- _SHORT PROBLEM_:
Repeat each line word for word.

[Saved entries]
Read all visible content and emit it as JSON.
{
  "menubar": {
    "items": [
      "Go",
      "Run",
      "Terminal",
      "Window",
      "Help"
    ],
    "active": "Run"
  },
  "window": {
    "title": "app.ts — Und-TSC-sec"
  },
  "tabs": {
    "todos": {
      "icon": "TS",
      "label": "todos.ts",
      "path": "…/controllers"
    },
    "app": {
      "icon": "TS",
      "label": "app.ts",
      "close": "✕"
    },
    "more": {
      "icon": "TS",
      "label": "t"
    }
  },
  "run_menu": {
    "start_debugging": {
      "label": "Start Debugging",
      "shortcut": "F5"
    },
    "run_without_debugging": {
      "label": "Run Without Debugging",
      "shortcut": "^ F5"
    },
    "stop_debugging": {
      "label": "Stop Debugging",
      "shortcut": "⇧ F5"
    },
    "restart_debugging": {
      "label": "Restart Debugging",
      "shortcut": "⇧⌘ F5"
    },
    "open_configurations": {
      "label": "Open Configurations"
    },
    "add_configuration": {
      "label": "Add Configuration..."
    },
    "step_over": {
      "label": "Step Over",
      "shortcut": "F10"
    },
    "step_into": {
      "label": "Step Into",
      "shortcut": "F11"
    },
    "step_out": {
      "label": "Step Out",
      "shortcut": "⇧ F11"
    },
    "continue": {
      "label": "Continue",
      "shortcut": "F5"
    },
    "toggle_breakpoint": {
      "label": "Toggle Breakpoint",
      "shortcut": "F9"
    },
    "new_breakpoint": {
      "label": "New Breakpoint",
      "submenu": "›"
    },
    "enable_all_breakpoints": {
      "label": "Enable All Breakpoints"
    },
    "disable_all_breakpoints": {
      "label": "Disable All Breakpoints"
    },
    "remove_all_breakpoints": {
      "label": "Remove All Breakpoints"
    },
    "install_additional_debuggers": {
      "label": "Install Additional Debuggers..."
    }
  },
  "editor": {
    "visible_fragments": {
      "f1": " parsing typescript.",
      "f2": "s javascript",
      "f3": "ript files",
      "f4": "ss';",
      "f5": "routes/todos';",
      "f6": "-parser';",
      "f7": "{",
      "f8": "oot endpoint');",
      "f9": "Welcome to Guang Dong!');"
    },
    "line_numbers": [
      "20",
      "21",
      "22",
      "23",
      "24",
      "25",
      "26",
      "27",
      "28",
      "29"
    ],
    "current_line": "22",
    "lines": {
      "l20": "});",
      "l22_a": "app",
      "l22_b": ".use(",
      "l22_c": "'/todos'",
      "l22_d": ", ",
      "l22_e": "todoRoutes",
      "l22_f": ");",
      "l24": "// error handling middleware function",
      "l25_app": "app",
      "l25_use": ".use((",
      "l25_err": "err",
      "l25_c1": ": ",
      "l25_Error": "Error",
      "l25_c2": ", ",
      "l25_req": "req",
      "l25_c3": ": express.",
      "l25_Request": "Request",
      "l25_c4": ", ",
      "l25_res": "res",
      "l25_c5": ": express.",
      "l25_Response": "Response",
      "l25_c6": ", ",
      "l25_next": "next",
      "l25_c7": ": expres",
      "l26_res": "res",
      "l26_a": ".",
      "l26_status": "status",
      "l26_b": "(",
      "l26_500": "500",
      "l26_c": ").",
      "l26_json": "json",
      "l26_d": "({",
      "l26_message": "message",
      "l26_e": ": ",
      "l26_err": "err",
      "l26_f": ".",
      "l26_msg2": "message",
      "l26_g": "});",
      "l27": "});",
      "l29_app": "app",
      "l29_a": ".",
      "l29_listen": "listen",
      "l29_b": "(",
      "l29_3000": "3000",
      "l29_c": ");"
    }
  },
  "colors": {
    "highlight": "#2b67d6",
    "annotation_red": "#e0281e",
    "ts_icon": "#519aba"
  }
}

- _SOLUTION FOR THIS EXERCISE_:
Read all visible content and emit it as JSON.
{
  "menubar": {
    "items": [
      "Go",
      "Run",
      "Terminal",
      "Window",
      "Help"
    ],
    "active": "Run"
  },
  "window": {
    "title": "app.ts — Und-TSC-sec"
  },
  "tabs": {
    "todos": {
      "icon": "TS",
      "label": "todos.ts",
      "path": "…/controllers"
    },
    "app": {
      "icon": "TS",
      "label": "app.ts",
      "close": "✕"
    },
    "more": {
      "icon": "TS",
      "label": "t"
    }
  },
  "run_menu": {
    "start_debugging": {
      "label": "Start Debugging",
      "shortcut": "F5"
    },
    "run_without_debugging": {
      "label": "Run Without Debugging",
      "shortcut": "^ F5"
    },
    "stop_debugging": {
      "label": "Stop Debugging",
      "shortcut": "⇧ F5"
    },
    "restart_debugging": {
      "label": "Restart Debugging",
      "shortcut": "⇧⌘ F5"
    },
    "open_configurations": {
      "label": "Open Configurations"
    },
    "add_configuration": {
      "label": "Add Configuration..."
    },
    "step_over": {
      "label": "Step Over",
      "shortcut": "F10"
    },
    "step_into": {
      "label": "Step Into",
      "shortcut": "F11"
    },
    "step_out": {
      "label": "Step Out",
      "shortcut": "⇧ F11"
    },
    "continue": {
      "label": "Continue",
      "shortcut": "F5"
    },
    "toggle_breakpoint": {
      "label": "Toggle Breakpoint",
      "shortcut": "F9"
    },
    "new_breakpoint": {
      "label": "New Breakpoint",
      "submenu": "›"
    },
    "enable_all_breakpoints": {
      "label": "Enable All Breakpoints"
    },
    "disable_all_breakpoints": {
      "label": "Disable All Breakpoints"
    },
    "remove_all_breakpoints": {
      "label": "Remove All Breakpoints"
    },
    "install_additional_debuggers": {
      "label": "Install Additional Debuggers..."
    }
  },
  "editor": {
    "visible_fragments": {
      "f1": " parsing typescript.",
      "f2": "s javascript",
      "f3": "ript files",
      "f4": "ss';",
      "f5": "routes/todos';",
      "f6": "-parser';",
      "f7": "{",
      "f8": "oot endpoint');",
      "f9": "Welcome to Guang Dong!');"
    },
    "line_numbers": [
      "20",
      "21",
      "22",
      "23",
      "24",
      "25",
      "26",
      "27",
      "28",
      "29"
    ],
    "current_line": "22",
    "lines": {
      "l20": "});",
      "l22_a": "app",
      "l22_b": ".use(",
      "l22_c": "'/todos'",
      "l22_d": ", ",
      "l22_e": "todoRoutes",
      "l22_f": ");",
      "l24": "// error handling middleware function",
      "l25_app": "app",
      "l25_use": ".use((",
      "l25_err": "err",
      "l25_c1": ": ",
      "l25_Error": "Error",
      "l25_c2": ", ",
      "l25_req": "req",
      "l25_c3": ": express.",
      "l25_Request": "Request",
      "l25_c4": ", ",
      "l25_res": "res",
      "l25_c5": ": express.",
      "l25_Response": "Response",
      "l25_c6": ", ",
      "l25_next": "next",
      "l25_c7": ": expres",
      "l26_res": "res",
      "l26_a": ".",
      "l26_status": "status",
      "l26_b": "(",
      "l26_500": "500",
      "l26_c": ").",
      "l26_json": "json",
      "l26_d": "({",
      "l26_message": "message",
      "l26_e": ": ",
      "l26_err": "err",
      "l26_f": ".",
      "l26_msg2": "message",
      "l26_g": "});",
      "l27": "});",
      "l29_app": "app",
      "l29_a": ".",
      "l29_listen": "listen",
      "l29_b": "(",
      "l29_3000": "3000",
      "l29_c": ");"
    }
  },
  "colors": {
    "highlight": "#2b67d6",
    "annotation_red": "#e0281e",
    "ts_icon": "#519aba"
  }
}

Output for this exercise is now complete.